[Chart and figure data]
---------------
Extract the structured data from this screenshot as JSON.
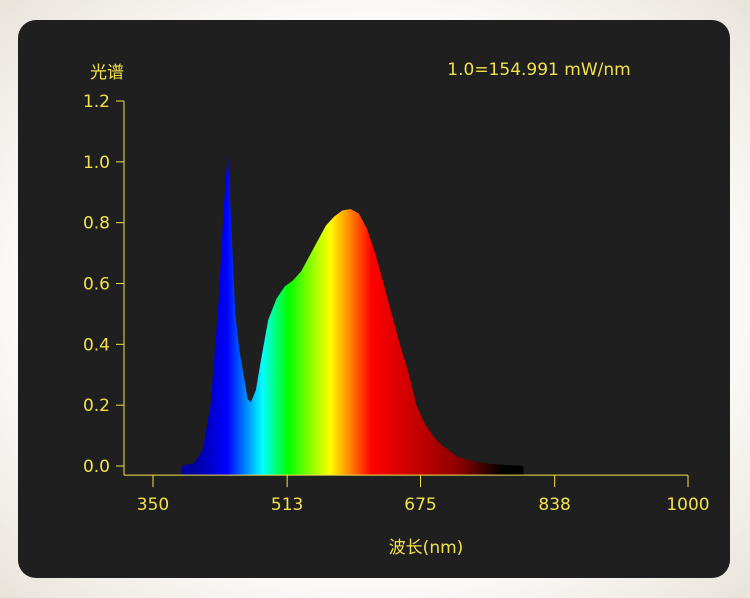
{
  "chart_data": {
    "type": "area",
    "ylabel": "光谱",
    "xlabel": "波长(nm)",
    "annotation": "1.0=154.991 mW/nm",
    "xlim": [
      315,
      1000
    ],
    "ylim": [
      -0.03,
      1.2
    ],
    "x_ticks": [
      350,
      513,
      675,
      838,
      1000
    ],
    "x_tick_labels": [
      "350",
      "513",
      "675",
      "838",
      "1000"
    ],
    "y_ticks": [
      0.0,
      0.2,
      0.4,
      0.6,
      0.8,
      1.0,
      1.2
    ],
    "y_tick_labels": [
      "0.0",
      "0.2",
      "0.4",
      "0.6",
      "0.8",
      "1.0",
      "1.2"
    ],
    "grid": false,
    "x": [
      385,
      400,
      410,
      420,
      430,
      436,
      441,
      445,
      450,
      455,
      460,
      465,
      469,
      475,
      480,
      490,
      500,
      510,
      520,
      530,
      540,
      550,
      560,
      570,
      580,
      590,
      600,
      610,
      620,
      630,
      640,
      650,
      660,
      670,
      680,
      690,
      700,
      710,
      720,
      740,
      760,
      800
    ],
    "values": [
      0,
      0.01,
      0.05,
      0.2,
      0.55,
      0.85,
      1.03,
      0.8,
      0.5,
      0.38,
      0.3,
      0.22,
      0.21,
      0.25,
      0.33,
      0.48,
      0.55,
      0.59,
      0.61,
      0.64,
      0.69,
      0.74,
      0.79,
      0.82,
      0.84,
      0.845,
      0.83,
      0.78,
      0.7,
      0.6,
      0.5,
      0.4,
      0.31,
      0.2,
      0.14,
      0.1,
      0.07,
      0.05,
      0.03,
      0.015,
      0.007,
      0
    ],
    "fill_gradient": [
      {
        "nm": 400,
        "color": "#0000a0"
      },
      {
        "nm": 440,
        "color": "#0000ff"
      },
      {
        "nm": 483,
        "color": "#00ffff"
      },
      {
        "nm": 514,
        "color": "#00ff00"
      },
      {
        "nm": 565,
        "color": "#ffff00"
      },
      {
        "nm": 590,
        "color": "#ff8000"
      },
      {
        "nm": 616,
        "color": "#ff0000"
      },
      {
        "nm": 723,
        "color": "#8b0000"
      },
      {
        "nm": 775,
        "color": "#000000"
      }
    ]
  },
  "colors": {
    "text": "#f2e14c",
    "axis": "#f2e14c",
    "background": "#1f1f1f"
  }
}
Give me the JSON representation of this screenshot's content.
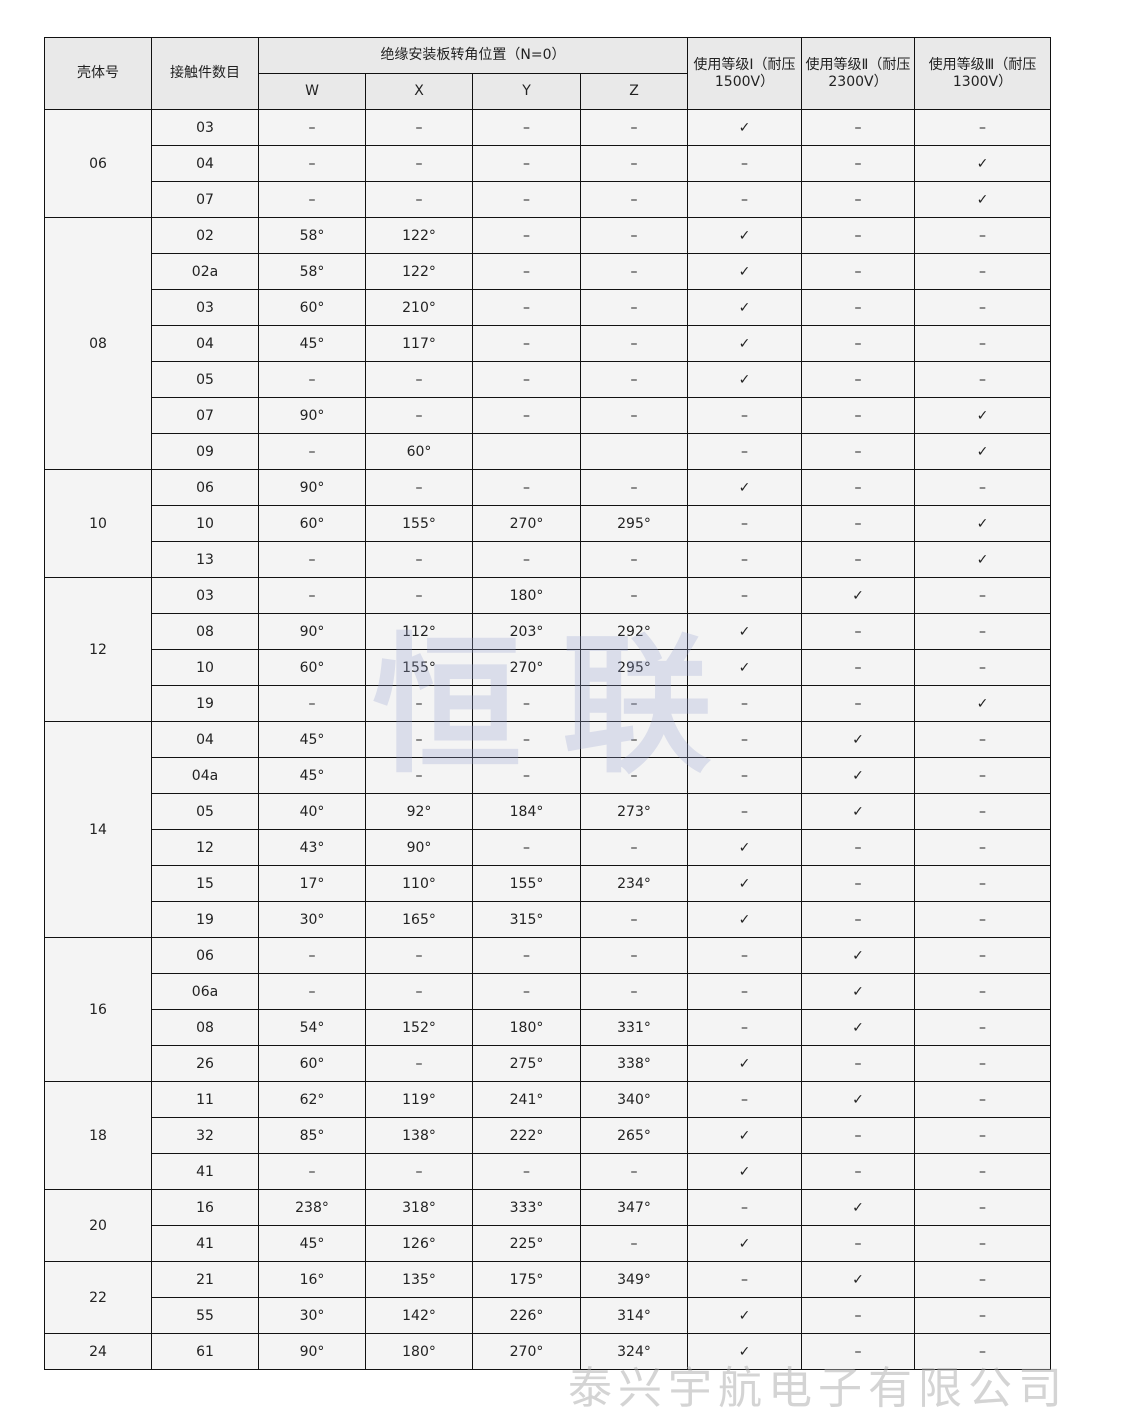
---------------
### [Short task]
Search the lines above for the string "JSON", then show every one that has it.

### [Task solution]
Extract the structured data from this screenshot as JSON.
Give me the JSON representation of this screenshot's content.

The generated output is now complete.